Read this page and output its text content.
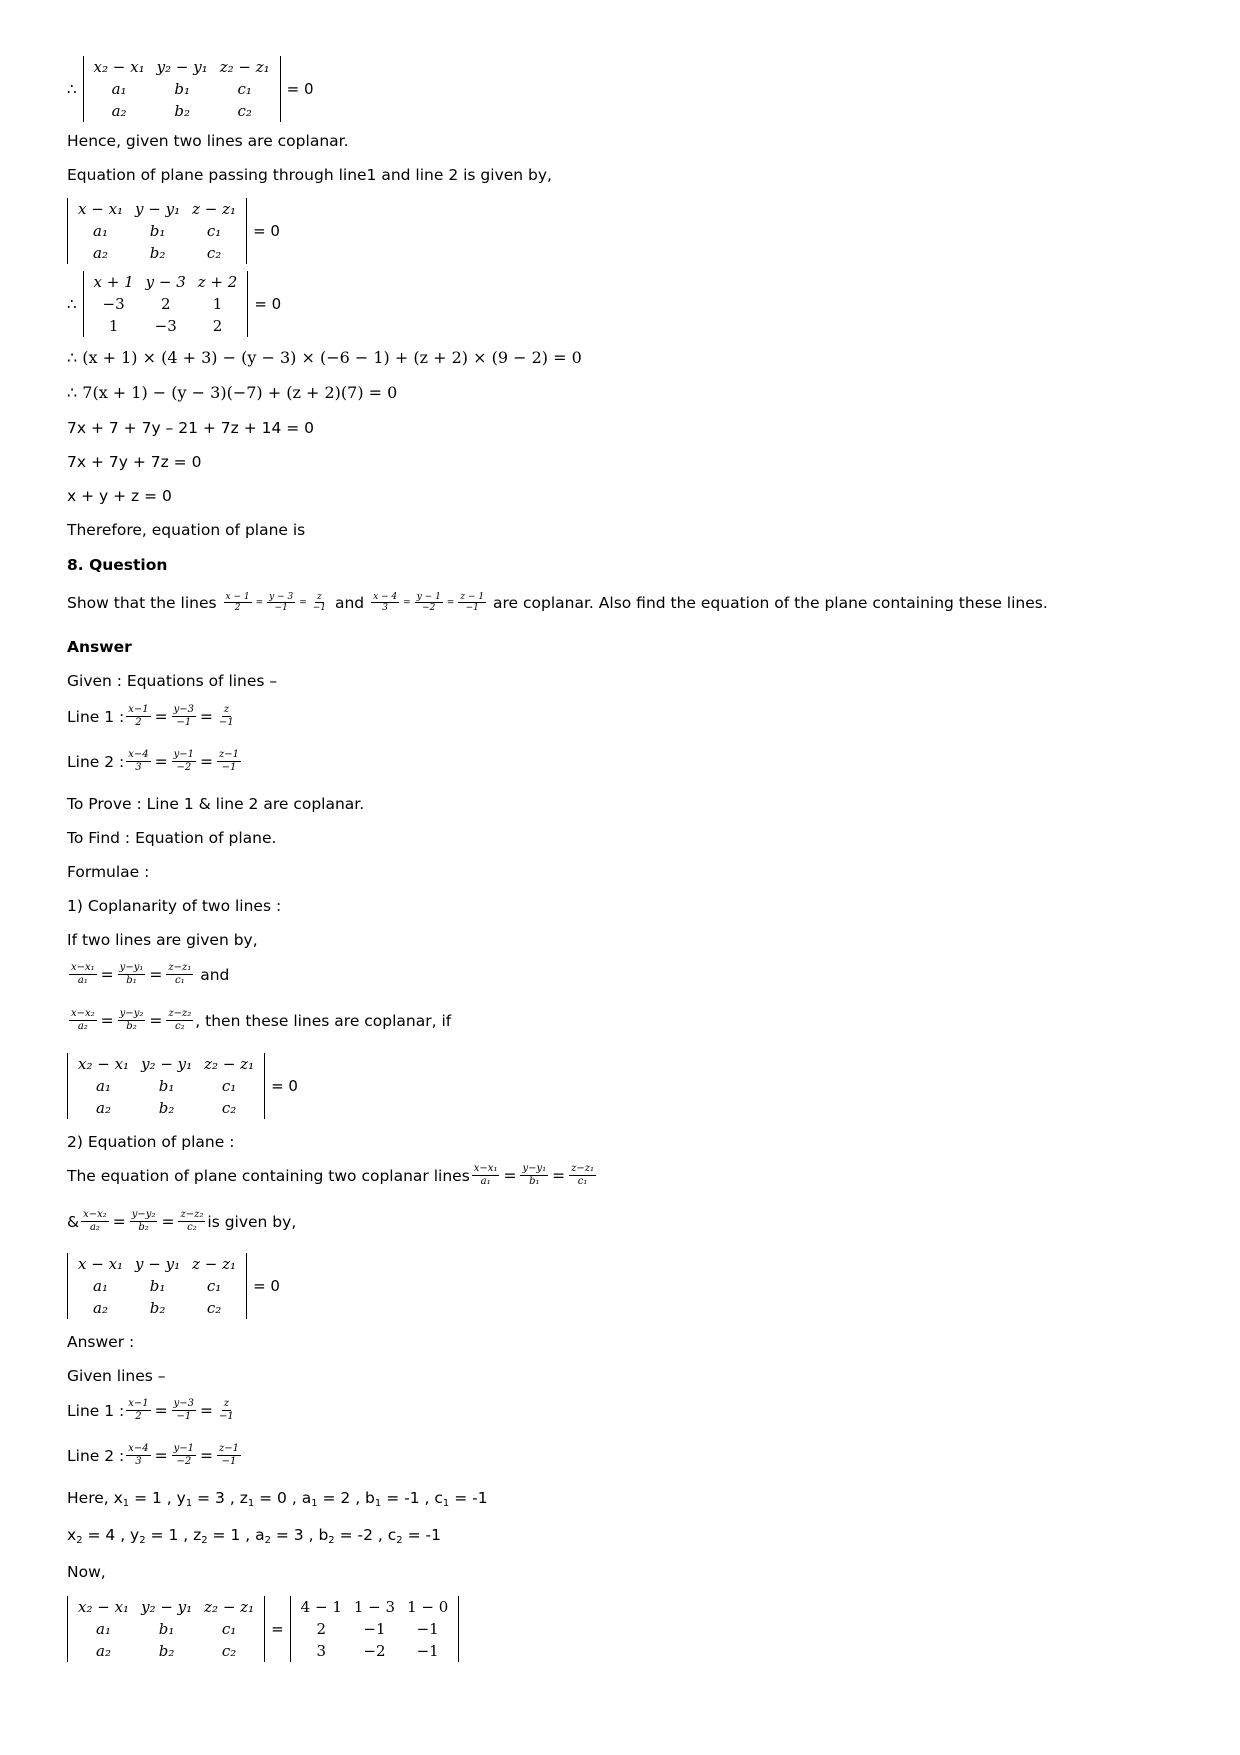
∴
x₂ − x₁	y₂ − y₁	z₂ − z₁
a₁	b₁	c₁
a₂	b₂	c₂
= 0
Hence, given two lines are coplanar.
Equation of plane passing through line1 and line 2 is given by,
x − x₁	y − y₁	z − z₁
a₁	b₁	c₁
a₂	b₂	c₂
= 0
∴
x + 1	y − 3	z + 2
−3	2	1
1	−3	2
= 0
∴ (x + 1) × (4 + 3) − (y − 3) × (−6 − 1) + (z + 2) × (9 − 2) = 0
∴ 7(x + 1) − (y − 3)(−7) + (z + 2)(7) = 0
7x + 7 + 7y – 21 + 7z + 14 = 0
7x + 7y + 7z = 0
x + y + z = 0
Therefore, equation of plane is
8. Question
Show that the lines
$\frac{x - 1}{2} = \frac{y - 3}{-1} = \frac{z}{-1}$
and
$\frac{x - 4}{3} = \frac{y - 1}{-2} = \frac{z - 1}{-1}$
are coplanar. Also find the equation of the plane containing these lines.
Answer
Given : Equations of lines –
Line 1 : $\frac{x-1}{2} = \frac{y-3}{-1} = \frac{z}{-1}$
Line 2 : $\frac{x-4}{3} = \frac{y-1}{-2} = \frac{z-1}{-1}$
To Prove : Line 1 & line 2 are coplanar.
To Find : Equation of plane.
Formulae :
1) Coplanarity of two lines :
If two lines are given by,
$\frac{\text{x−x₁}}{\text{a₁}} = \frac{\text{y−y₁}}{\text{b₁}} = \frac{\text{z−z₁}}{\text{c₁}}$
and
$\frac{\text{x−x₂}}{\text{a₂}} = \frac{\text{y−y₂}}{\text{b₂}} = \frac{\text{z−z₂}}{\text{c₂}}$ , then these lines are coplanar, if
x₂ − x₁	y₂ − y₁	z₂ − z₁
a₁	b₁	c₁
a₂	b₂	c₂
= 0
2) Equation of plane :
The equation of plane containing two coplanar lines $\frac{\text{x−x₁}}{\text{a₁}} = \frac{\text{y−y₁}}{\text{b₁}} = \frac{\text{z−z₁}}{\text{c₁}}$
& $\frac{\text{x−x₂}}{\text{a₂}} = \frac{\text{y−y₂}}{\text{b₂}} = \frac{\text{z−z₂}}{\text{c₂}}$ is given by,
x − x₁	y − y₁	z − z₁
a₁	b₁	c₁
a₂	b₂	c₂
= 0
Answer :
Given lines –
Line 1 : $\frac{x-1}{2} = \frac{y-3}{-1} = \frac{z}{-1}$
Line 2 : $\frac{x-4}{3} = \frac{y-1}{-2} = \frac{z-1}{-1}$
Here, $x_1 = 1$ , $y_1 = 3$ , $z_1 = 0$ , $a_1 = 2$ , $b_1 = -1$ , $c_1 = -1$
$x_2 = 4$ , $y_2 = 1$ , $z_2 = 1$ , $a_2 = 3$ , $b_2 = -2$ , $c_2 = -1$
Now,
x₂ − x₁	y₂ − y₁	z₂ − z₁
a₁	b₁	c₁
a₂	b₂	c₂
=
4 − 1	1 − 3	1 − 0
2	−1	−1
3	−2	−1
■ ■ ■ ■ ■ ■ ■
#### Exercise requirements:
All of the records above must be copied exactly, except for the pictures.

#### Output below:
Read this page and output its text content.
∴
x₂ − x₁	y₂ − y₁	z₂ − z₁
a₁	b₁	c₁
a₂	b₂	c₂
= 0
Hence, given two lines are coplanar.
Equation of plane passing through line1 and line 2 is given by,
x − x₁	y − y₁	z − z₁
a₁	b₁	c₁
a₂	b₂	c₂
= 0
∴
x + 1	y − 3	z + 2
−3	2	1
1	−3	2
= 0
∴ (x + 1) × (4 + 3) − (y − 3) × (−6 − 1) + (z + 2) × (9 − 2) = 0
∴ 7(x + 1) − (y − 3)(−7) + (z + 2)(7) = 0
7x + 7 + 7y – 21 + 7z + 14 = 0
7x + 7y + 7z = 0
x + y + z = 0
Therefore, equation of plane is
8. Question
Show that the lines
$\frac{x - 1}{2} = \frac{y - 3}{-1} = \frac{z}{-1}$
and
$\frac{x - 4}{3} = \frac{y - 1}{-2} = \frac{z - 1}{-1}$
are coplanar. Also find the equation of the plane containing these lines.
Answer
Given : Equations of lines –
Line 1 : $\frac{x-1}{2} = \frac{y-3}{-1} = \frac{z}{-1}$
Line 2 : $\frac{x-4}{3} = \frac{y-1}{-2} = \frac{z-1}{-1}$
To Prove : Line 1 & line 2 are coplanar.
To Find : Equation of plane.
Formulae :
1) Coplanarity of two lines :
If two lines are given by,
$\frac{\text{x−x₁}}{\text{a₁}} = \frac{\text{y−y₁}}{\text{b₁}} = \frac{\text{z−z₁}}{\text{c₁}}$
and
$\frac{\text{x−x₂}}{\text{a₂}} = \frac{\text{y−y₂}}{\text{b₂}} = \frac{\text{z−z₂}}{\text{c₂}}$ , then these lines are coplanar, if
x₂ − x₁	y₂ − y₁	z₂ − z₁
a₁	b₁	c₁
a₂	b₂	c₂
= 0
2) Equation of plane :
The equation of plane containing two coplanar lines $\frac{\text{x−x₁}}{\text{a₁}} = \frac{\text{y−y₁}}{\text{b₁}} = \frac{\text{z−z₁}}{\text{c₁}}$
& $\frac{\text{x−x₂}}{\text{a₂}} = \frac{\text{y−y₂}}{\text{b₂}} = \frac{\text{z−z₂}}{\text{c₂}}$ is given by,
x − x₁	y − y₁	z − z₁
a₁	b₁	c₁
a₂	b₂	c₂
= 0
Answer :
Given lines –
Line 1 : $\frac{x-1}{2} = \frac{y-3}{-1} = \frac{z}{-1}$
Line 2 : $\frac{x-4}{3} = \frac{y-1}{-2} = \frac{z-1}{-1}$
Here, $x_1 = 1$ , $y_1 = 3$ , $z_1 = 0$ , $a_1 = 2$ , $b_1 = -1$ , $c_1 = -1$
$x_2 = 4$ , $y_2 = 1$ , $z_2 = 1$ , $a_2 = 3$ , $b_2 = -2$ , $c_2 = -1$
Now,
x₂ − x₁	y₂ − y₁	z₂ − z₁
a₁	b₁	c₁
a₂	b₂	c₂
=
4 − 1	1 − 3	1 − 0
2	−1	−1
3	−2	−1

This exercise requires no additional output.